START MATERIAL PROVIDED

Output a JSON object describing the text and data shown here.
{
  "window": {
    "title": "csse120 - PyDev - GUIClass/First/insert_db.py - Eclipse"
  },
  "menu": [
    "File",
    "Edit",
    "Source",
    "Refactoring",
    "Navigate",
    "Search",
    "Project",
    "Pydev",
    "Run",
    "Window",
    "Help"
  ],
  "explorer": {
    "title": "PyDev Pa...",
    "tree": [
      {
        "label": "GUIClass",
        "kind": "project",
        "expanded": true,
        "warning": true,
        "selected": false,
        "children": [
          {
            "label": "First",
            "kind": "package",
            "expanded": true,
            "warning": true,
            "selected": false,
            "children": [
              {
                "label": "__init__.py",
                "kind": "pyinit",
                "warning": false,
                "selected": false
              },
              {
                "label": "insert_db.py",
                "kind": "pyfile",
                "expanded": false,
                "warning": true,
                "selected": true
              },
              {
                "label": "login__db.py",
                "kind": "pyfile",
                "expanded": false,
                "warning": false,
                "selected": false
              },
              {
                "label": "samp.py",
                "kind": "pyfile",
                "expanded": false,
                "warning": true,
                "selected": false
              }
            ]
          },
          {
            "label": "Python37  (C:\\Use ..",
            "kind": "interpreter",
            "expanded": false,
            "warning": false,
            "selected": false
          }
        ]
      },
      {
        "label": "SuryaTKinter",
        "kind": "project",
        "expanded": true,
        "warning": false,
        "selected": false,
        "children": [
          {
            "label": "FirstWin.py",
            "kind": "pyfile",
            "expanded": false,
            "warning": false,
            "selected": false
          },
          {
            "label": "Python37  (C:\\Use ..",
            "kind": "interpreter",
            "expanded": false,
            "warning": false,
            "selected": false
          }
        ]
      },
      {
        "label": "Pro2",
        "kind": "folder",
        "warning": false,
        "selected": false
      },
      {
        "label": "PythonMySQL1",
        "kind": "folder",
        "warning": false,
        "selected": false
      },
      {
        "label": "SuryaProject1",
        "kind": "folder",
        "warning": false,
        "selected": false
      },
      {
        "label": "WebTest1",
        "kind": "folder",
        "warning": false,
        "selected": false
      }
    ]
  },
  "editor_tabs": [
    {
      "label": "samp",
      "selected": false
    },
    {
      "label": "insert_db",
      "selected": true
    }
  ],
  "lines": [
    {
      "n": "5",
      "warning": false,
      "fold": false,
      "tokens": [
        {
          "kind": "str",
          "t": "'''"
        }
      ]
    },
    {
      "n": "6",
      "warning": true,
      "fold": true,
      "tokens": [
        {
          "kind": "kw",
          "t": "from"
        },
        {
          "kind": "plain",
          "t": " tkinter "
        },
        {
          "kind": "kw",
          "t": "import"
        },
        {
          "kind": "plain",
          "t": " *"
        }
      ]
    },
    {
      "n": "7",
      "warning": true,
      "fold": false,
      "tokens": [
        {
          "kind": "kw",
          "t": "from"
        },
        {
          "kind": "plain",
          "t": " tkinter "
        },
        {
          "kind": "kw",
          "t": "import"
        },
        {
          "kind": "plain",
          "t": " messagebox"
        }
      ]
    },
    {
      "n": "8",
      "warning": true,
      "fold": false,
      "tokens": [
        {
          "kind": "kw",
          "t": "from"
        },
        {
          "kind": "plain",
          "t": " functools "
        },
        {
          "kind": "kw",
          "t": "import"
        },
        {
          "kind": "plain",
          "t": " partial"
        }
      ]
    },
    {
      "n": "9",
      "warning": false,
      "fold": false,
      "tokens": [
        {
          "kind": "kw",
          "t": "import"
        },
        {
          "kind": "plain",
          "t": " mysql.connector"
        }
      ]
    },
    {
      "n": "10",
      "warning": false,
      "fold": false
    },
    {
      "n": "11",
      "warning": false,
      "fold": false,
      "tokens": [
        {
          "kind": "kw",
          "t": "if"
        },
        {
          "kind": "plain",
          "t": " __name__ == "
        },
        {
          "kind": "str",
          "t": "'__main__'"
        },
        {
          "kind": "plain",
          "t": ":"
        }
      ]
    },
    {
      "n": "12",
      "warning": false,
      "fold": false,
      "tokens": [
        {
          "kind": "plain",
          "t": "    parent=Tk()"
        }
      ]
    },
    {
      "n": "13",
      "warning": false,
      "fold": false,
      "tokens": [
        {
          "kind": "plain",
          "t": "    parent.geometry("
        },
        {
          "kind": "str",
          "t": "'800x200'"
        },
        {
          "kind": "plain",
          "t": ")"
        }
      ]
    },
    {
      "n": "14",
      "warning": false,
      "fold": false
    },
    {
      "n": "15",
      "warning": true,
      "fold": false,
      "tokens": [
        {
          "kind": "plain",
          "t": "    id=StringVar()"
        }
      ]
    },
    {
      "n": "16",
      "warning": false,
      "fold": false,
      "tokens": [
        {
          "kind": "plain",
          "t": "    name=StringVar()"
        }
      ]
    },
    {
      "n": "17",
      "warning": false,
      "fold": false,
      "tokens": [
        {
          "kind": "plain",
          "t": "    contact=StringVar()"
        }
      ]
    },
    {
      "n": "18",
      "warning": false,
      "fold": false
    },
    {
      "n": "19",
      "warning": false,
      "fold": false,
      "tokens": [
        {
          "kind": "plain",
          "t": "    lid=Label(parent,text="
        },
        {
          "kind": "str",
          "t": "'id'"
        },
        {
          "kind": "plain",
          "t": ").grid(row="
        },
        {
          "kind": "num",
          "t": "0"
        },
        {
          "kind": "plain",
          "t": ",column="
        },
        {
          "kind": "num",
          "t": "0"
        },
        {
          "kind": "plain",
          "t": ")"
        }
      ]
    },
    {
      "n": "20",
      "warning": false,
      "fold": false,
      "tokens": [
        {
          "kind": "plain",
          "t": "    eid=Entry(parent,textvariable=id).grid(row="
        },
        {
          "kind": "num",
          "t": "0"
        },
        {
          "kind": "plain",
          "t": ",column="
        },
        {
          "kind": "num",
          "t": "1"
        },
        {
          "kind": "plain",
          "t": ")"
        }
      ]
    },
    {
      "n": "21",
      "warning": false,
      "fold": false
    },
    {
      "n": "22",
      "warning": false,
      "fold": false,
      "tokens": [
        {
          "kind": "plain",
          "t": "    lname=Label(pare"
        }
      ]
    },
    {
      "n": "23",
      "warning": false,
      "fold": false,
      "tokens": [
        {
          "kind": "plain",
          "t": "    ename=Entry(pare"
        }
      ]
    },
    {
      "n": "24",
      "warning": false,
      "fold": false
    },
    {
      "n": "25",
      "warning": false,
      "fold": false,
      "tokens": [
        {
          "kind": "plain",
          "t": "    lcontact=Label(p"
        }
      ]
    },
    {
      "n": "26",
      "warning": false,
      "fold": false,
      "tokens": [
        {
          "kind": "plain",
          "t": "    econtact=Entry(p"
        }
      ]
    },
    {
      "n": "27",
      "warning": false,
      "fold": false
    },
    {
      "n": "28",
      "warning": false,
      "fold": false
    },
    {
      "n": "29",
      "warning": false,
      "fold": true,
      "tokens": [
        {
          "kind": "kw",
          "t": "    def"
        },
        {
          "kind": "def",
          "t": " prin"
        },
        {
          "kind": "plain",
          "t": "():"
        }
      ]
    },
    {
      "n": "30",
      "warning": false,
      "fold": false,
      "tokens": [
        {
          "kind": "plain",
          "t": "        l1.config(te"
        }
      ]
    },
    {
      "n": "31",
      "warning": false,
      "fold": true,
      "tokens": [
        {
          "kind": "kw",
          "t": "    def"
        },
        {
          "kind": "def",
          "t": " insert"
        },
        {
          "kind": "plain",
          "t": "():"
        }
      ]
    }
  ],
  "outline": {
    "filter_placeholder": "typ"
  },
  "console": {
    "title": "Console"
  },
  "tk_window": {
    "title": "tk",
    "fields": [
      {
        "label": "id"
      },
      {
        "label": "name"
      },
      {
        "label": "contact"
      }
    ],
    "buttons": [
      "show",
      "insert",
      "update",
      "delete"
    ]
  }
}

END MATERIAL PROVIDED

WRITTEN PROBLEM: Copy out every line of the data that includes the word "GUIClass".

THE REPLY:
    "title": "csse120 - PyDev - GUIClass/First/insert_db.py - Eclipse"
        "label": "GUIClass",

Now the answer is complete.